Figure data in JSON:
-=-=-

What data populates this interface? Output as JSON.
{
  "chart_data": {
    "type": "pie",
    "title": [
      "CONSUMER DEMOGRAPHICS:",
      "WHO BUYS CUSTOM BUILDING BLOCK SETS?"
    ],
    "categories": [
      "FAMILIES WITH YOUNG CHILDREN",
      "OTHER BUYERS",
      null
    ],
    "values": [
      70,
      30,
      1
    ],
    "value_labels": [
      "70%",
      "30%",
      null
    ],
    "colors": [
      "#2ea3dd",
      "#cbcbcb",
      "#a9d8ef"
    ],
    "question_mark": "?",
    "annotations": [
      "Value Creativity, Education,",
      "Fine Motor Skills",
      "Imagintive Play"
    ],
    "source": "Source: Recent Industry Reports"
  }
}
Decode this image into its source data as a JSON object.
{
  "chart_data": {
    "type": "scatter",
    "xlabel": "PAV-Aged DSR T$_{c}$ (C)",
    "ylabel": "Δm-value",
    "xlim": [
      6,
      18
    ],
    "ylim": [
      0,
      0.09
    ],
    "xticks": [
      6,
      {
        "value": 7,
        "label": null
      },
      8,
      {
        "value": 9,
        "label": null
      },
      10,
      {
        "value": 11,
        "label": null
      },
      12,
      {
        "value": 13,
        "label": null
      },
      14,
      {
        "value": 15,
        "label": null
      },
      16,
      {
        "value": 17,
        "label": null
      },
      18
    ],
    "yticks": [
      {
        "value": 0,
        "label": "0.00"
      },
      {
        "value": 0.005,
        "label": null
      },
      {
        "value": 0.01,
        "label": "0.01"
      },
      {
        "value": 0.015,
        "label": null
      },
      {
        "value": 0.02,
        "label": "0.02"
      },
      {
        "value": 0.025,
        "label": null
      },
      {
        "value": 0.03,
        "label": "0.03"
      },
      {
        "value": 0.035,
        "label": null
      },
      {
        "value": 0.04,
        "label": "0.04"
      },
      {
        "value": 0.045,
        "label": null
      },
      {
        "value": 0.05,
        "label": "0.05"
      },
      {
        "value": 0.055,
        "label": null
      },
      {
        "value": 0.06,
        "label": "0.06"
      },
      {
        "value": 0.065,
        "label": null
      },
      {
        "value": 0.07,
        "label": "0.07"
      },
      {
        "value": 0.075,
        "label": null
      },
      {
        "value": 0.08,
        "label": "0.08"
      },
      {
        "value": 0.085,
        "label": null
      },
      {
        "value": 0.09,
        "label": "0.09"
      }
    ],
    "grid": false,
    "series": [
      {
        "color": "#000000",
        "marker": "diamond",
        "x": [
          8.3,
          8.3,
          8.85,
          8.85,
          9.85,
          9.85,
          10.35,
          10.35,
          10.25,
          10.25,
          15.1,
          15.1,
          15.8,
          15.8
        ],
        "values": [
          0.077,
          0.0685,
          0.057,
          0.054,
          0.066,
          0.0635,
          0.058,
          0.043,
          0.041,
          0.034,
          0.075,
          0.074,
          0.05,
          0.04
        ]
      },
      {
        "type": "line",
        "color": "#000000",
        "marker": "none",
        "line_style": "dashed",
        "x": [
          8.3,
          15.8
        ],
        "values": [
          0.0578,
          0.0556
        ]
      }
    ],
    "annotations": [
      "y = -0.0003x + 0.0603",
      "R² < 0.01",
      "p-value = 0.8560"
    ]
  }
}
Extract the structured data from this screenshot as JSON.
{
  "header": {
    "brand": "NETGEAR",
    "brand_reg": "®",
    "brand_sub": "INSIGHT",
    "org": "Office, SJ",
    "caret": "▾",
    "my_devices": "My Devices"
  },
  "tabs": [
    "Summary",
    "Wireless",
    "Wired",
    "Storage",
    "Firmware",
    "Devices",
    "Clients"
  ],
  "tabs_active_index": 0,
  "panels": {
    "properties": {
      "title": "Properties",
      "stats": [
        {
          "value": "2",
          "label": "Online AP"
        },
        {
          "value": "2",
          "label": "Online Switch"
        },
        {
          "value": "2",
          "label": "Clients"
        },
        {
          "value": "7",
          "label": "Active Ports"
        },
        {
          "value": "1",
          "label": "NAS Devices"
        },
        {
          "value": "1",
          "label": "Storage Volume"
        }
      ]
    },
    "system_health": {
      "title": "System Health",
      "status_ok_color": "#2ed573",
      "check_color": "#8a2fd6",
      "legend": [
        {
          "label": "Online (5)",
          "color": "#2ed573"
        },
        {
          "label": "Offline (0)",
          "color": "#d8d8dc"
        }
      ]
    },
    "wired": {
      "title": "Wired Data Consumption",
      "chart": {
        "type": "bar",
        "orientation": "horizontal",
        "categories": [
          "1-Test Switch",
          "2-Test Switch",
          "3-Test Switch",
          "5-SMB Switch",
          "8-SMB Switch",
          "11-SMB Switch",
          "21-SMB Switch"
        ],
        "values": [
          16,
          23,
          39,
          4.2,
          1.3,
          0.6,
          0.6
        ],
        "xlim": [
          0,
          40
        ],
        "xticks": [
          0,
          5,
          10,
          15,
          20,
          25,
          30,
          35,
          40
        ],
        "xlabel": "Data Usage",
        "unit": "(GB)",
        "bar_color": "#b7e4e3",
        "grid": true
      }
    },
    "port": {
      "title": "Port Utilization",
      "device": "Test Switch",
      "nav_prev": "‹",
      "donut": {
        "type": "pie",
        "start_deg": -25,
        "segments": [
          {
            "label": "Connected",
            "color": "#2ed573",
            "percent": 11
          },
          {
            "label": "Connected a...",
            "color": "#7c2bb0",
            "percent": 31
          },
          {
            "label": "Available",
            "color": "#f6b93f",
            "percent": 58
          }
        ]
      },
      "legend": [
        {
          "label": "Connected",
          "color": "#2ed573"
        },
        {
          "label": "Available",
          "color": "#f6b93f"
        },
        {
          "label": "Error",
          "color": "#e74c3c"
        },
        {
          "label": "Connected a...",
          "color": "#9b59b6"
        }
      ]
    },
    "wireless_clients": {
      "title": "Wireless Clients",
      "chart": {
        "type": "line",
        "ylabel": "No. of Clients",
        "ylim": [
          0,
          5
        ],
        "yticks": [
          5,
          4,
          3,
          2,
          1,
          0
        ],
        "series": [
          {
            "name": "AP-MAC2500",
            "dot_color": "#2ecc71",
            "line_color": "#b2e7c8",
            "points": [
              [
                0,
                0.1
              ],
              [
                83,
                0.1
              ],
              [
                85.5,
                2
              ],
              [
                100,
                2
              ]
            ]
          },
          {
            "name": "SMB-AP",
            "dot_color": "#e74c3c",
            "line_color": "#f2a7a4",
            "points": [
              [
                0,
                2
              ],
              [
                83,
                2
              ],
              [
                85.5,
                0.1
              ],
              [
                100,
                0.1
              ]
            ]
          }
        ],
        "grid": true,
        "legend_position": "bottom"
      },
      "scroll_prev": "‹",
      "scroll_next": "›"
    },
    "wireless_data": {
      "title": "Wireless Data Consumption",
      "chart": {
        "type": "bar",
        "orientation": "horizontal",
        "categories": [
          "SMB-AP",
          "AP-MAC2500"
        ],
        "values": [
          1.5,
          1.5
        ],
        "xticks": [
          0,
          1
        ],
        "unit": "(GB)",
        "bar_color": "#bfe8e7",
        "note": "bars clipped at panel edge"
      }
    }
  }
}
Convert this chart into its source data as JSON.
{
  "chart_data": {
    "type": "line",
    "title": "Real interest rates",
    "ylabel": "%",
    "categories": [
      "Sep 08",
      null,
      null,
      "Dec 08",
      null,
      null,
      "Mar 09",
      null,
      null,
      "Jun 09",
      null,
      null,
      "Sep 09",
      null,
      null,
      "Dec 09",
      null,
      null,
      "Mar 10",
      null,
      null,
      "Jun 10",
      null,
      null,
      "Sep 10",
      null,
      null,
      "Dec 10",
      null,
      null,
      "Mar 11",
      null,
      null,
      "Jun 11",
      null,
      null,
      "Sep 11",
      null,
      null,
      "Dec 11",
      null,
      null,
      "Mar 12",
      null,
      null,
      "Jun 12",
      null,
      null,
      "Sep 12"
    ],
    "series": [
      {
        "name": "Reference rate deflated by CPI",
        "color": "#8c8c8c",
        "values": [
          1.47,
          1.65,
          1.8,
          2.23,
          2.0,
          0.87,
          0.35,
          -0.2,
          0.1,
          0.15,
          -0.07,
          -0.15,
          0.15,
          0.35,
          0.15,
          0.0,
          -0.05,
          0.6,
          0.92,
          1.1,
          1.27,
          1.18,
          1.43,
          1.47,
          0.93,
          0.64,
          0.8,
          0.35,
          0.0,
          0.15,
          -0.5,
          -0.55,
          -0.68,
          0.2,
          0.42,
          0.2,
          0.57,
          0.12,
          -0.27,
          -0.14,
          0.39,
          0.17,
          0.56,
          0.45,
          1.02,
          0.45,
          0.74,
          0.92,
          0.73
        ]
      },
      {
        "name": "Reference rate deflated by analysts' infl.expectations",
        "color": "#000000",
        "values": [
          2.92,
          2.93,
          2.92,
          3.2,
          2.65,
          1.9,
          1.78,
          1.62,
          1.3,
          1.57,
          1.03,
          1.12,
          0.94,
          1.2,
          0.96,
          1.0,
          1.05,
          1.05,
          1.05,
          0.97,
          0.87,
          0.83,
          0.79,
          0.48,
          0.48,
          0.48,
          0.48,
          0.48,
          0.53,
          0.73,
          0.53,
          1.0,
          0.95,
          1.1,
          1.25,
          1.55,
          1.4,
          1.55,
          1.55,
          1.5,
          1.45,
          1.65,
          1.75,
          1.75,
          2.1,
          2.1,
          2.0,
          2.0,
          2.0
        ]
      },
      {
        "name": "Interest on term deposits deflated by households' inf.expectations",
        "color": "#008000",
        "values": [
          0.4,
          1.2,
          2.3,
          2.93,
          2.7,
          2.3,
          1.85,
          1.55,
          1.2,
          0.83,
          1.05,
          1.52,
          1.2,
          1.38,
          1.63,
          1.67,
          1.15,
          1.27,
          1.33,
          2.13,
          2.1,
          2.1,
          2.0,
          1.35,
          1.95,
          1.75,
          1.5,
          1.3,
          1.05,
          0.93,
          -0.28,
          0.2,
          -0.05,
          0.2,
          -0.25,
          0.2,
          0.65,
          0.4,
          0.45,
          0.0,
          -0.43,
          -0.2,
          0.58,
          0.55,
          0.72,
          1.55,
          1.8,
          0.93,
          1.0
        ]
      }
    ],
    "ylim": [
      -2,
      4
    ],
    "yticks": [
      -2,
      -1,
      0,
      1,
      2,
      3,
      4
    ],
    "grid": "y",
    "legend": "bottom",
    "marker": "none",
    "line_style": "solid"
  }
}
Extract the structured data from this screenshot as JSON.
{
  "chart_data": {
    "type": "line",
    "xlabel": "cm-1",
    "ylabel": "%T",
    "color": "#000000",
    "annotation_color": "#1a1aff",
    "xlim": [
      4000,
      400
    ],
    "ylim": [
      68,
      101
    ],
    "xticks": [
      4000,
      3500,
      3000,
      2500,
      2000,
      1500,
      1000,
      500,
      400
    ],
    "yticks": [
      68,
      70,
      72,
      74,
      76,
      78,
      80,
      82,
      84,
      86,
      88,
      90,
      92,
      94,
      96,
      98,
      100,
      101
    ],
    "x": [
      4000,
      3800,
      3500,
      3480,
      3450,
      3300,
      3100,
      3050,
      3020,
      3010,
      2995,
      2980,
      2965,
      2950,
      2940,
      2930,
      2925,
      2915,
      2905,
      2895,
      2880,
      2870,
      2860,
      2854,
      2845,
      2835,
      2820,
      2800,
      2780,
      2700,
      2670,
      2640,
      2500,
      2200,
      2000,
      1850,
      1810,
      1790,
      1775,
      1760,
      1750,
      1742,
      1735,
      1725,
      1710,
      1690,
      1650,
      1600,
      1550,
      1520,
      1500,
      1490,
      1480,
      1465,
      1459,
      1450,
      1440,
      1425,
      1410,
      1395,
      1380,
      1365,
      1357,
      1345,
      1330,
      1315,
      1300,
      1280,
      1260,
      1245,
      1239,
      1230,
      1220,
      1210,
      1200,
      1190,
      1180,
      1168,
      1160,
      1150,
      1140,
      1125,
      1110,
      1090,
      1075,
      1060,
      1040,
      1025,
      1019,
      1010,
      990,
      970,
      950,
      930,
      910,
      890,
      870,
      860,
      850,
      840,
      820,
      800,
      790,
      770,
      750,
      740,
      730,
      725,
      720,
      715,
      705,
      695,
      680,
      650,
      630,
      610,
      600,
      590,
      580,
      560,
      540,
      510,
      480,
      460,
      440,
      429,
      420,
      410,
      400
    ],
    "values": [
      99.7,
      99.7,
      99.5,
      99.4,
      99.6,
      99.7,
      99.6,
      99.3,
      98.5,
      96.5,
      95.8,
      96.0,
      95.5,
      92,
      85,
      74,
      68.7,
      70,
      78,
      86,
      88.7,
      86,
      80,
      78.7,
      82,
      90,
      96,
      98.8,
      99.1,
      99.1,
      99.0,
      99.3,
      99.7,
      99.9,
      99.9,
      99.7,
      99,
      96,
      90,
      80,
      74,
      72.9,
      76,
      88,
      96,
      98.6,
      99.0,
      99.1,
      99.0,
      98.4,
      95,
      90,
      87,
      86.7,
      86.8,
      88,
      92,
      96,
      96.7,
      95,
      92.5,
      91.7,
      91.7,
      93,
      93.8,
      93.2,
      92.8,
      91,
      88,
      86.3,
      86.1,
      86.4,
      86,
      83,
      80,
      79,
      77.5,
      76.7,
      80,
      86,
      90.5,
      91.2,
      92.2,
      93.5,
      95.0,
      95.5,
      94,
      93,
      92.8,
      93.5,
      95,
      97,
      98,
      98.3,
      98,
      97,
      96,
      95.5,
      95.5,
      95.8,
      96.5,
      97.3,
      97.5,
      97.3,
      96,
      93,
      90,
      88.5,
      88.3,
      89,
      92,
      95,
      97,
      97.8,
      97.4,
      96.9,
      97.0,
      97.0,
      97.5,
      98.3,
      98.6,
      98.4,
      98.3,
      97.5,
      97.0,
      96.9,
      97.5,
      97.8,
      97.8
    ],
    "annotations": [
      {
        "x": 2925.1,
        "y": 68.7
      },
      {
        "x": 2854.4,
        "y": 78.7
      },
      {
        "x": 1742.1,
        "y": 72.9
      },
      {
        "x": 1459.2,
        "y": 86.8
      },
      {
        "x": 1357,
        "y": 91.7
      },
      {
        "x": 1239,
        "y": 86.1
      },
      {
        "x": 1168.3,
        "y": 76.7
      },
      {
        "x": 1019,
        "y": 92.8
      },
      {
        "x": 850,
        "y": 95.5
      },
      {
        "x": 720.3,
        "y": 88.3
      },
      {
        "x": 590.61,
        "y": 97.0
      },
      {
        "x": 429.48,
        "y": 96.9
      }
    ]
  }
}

-=-=-

## SHORT PROBLEM
Give the number of lines in the material above that have the word "expectations" in them, and nothing more.

## TASK SOLUTION
2